What to produce: Determine the number of lines holding the word "SHUTDOWN"; answer with that number only.

:: Provided records

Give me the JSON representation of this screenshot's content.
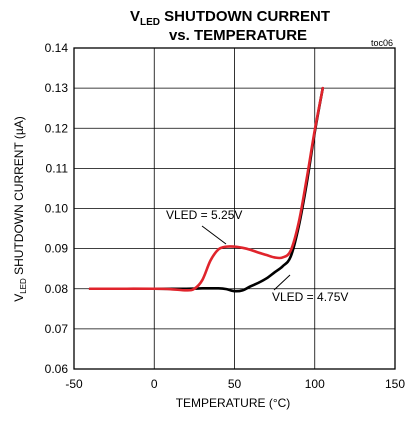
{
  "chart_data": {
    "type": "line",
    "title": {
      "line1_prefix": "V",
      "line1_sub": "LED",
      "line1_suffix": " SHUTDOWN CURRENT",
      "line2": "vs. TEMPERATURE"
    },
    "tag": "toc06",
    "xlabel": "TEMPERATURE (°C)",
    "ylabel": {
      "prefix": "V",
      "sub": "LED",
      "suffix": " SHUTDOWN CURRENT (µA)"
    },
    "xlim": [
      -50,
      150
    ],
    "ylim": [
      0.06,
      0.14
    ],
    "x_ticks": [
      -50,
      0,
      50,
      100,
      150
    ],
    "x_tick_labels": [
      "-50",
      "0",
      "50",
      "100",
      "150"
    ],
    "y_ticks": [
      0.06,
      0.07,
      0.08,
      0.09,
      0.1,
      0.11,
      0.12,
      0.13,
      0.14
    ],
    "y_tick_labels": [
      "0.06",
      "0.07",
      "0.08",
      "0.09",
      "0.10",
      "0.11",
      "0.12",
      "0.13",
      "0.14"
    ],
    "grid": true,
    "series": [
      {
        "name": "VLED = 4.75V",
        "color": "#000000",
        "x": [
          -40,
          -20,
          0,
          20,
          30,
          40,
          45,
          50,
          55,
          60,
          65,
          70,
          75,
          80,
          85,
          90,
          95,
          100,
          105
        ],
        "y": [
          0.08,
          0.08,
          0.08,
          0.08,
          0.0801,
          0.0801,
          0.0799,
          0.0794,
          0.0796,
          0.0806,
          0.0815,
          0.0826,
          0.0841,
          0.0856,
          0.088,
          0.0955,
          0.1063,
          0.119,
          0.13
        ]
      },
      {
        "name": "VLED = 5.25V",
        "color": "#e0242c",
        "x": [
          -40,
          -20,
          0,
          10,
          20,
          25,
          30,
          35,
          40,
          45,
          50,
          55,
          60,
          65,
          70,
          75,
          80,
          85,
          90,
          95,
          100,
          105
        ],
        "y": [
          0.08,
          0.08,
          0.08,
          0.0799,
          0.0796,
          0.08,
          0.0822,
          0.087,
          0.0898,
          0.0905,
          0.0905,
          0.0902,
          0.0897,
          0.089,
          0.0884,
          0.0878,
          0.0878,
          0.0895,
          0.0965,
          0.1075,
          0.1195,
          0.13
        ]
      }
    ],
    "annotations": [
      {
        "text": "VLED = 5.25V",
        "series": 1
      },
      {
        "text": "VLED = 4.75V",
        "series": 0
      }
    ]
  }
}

::::

Answer for the task: 2